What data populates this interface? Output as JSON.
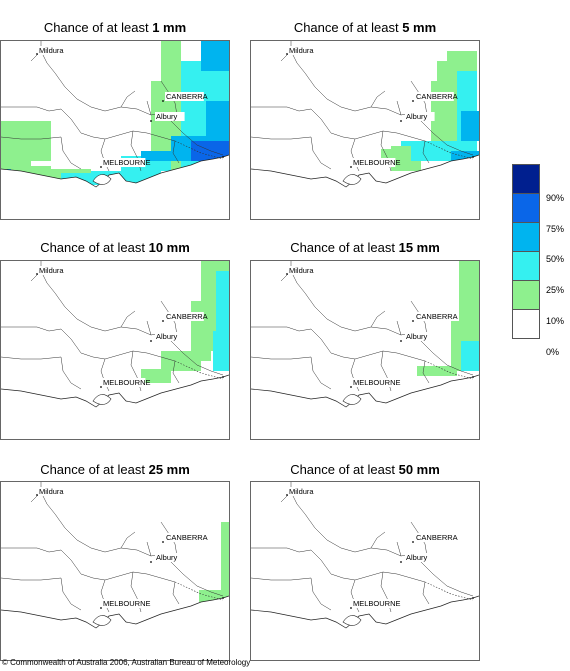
{
  "panels": [
    {
      "title_prefix": "Chance of at least ",
      "title_value": "1 mm"
    },
    {
      "title_prefix": "Chance of at least ",
      "title_value": "5 mm"
    },
    {
      "title_prefix": "Chance of at least ",
      "title_value": "10 mm"
    },
    {
      "title_prefix": "Chance of at least ",
      "title_value": "15 mm"
    },
    {
      "title_prefix": "Chance of at least ",
      "title_value": "25 mm"
    },
    {
      "title_prefix": "Chance of at least ",
      "title_value": "50 mm"
    }
  ],
  "places": {
    "mildura": "Mildura",
    "canberra": "CANBERRA",
    "albury": "Albury",
    "melbourne": "MELBOURNE"
  },
  "legend": {
    "ticks": [
      "90%",
      "75%",
      "50%",
      "25%",
      "10%",
      "0%"
    ],
    "colors": [
      "#001f8f",
      "#0a66e8",
      "#00b4ef",
      "#35f0f0",
      "#8ef08e",
      "#ffffff"
    ]
  },
  "copyright": "© Commonwealth of Australia 2006, Australian Bureau of Meteorology"
}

☆ ☆ ☆ ☆

- [Goal of the exercise]: Every entry above needs to be retyped exactly; drop the pictures.

- [Reply]:
What data populates this interface? Output as JSON.
{
  "panels": [
    {
      "title_prefix": "Chance of at least ",
      "title_value": "1 mm"
    },
    {
      "title_prefix": "Chance of at least ",
      "title_value": "5 mm"
    },
    {
      "title_prefix": "Chance of at least ",
      "title_value": "10 mm"
    },
    {
      "title_prefix": "Chance of at least ",
      "title_value": "15 mm"
    },
    {
      "title_prefix": "Chance of at least ",
      "title_value": "25 mm"
    },
    {
      "title_prefix": "Chance of at least ",
      "title_value": "50 mm"
    }
  ],
  "places": {
    "mildura": "Mildura",
    "canberra": "CANBERRA",
    "albury": "Albury",
    "melbourne": "MELBOURNE"
  },
  "legend": {
    "ticks": [
      "90%",
      "75%",
      "50%",
      "25%",
      "10%",
      "0%"
    ],
    "colors": [
      "#001f8f",
      "#0a66e8",
      "#00b4ef",
      "#35f0f0",
      "#8ef08e",
      "#ffffff"
    ]
  },
  "copyright": "© Commonwealth of Australia 2006, Australian Bureau of Meteorology"
}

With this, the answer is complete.